Work to be completed:
In your copy, reproduce the entries exactly as they are, minus the images.

Task material:
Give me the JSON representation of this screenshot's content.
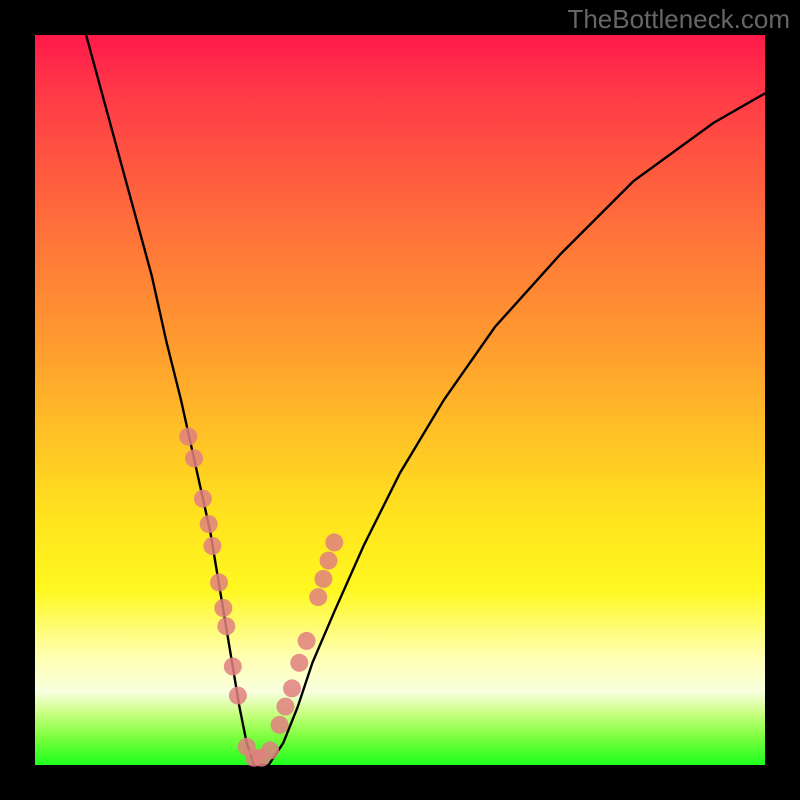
{
  "watermark": "TheBottleneck.com",
  "chart_data": {
    "type": "line",
    "title": "",
    "xlabel": "",
    "ylabel": "",
    "xlim": [
      0,
      100
    ],
    "ylim": [
      0,
      100
    ],
    "series": [
      {
        "name": "curve",
        "x": [
          7,
          10,
          13,
          16,
          18,
          20,
          22,
          24,
          25,
          26,
          27,
          28,
          29,
          30,
          31,
          32,
          34,
          36,
          38,
          41,
          45,
          50,
          56,
          63,
          72,
          82,
          93,
          100
        ],
        "y": [
          100,
          89,
          78,
          67,
          58,
          50,
          41,
          32,
          26,
          20,
          14,
          8,
          3,
          0,
          0,
          0,
          3,
          8,
          14,
          21,
          30,
          40,
          50,
          60,
          70,
          80,
          88,
          92
        ]
      }
    ],
    "points": {
      "name": "markers",
      "x": [
        21.0,
        21.8,
        23.0,
        23.8,
        24.3,
        25.2,
        25.8,
        26.2,
        27.1,
        27.8,
        29.0,
        30.0,
        31.0,
        32.2,
        33.5,
        34.3,
        35.2,
        36.2,
        37.2,
        38.8,
        39.5,
        40.2,
        41.0
      ],
      "y": [
        45.0,
        42.0,
        36.5,
        33.0,
        30.0,
        25.0,
        21.5,
        19.0,
        13.5,
        9.5,
        2.5,
        1.0,
        1.0,
        2.0,
        5.5,
        8.0,
        10.5,
        14.0,
        17.0,
        23.0,
        25.5,
        28.0,
        30.5
      ]
    },
    "gradient_stops": [
      {
        "pos": 0,
        "color": "#ff1a4a"
      },
      {
        "pos": 18,
        "color": "#ff5840"
      },
      {
        "pos": 42,
        "color": "#ff9a2f"
      },
      {
        "pos": 66,
        "color": "#ffe31e"
      },
      {
        "pos": 90,
        "color": "#f8ffdf"
      },
      {
        "pos": 100,
        "color": "#1dff1d"
      }
    ]
  }
}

Response to this exercise:
Give me the JSON representation of this screenshot's content.
{
  "watermark": "TheBottleneck.com",
  "chart_data": {
    "type": "line",
    "title": "",
    "xlabel": "",
    "ylabel": "",
    "xlim": [
      0,
      100
    ],
    "ylim": [
      0,
      100
    ],
    "series": [
      {
        "name": "curve",
        "x": [
          7,
          10,
          13,
          16,
          18,
          20,
          22,
          24,
          25,
          26,
          27,
          28,
          29,
          30,
          31,
          32,
          34,
          36,
          38,
          41,
          45,
          50,
          56,
          63,
          72,
          82,
          93,
          100
        ],
        "y": [
          100,
          89,
          78,
          67,
          58,
          50,
          41,
          32,
          26,
          20,
          14,
          8,
          3,
          0,
          0,
          0,
          3,
          8,
          14,
          21,
          30,
          40,
          50,
          60,
          70,
          80,
          88,
          92
        ]
      }
    ],
    "points": {
      "name": "markers",
      "x": [
        21.0,
        21.8,
        23.0,
        23.8,
        24.3,
        25.2,
        25.8,
        26.2,
        27.1,
        27.8,
        29.0,
        30.0,
        31.0,
        32.2,
        33.5,
        34.3,
        35.2,
        36.2,
        37.2,
        38.8,
        39.5,
        40.2,
        41.0
      ],
      "y": [
        45.0,
        42.0,
        36.5,
        33.0,
        30.0,
        25.0,
        21.5,
        19.0,
        13.5,
        9.5,
        2.5,
        1.0,
        1.0,
        2.0,
        5.5,
        8.0,
        10.5,
        14.0,
        17.0,
        23.0,
        25.5,
        28.0,
        30.5
      ]
    },
    "gradient_stops": [
      {
        "pos": 0,
        "color": "#ff1a4a"
      },
      {
        "pos": 18,
        "color": "#ff5840"
      },
      {
        "pos": 42,
        "color": "#ff9a2f"
      },
      {
        "pos": 66,
        "color": "#ffe31e"
      },
      {
        "pos": 90,
        "color": "#f8ffdf"
      },
      {
        "pos": 100,
        "color": "#1dff1d"
      }
    ]
  }
}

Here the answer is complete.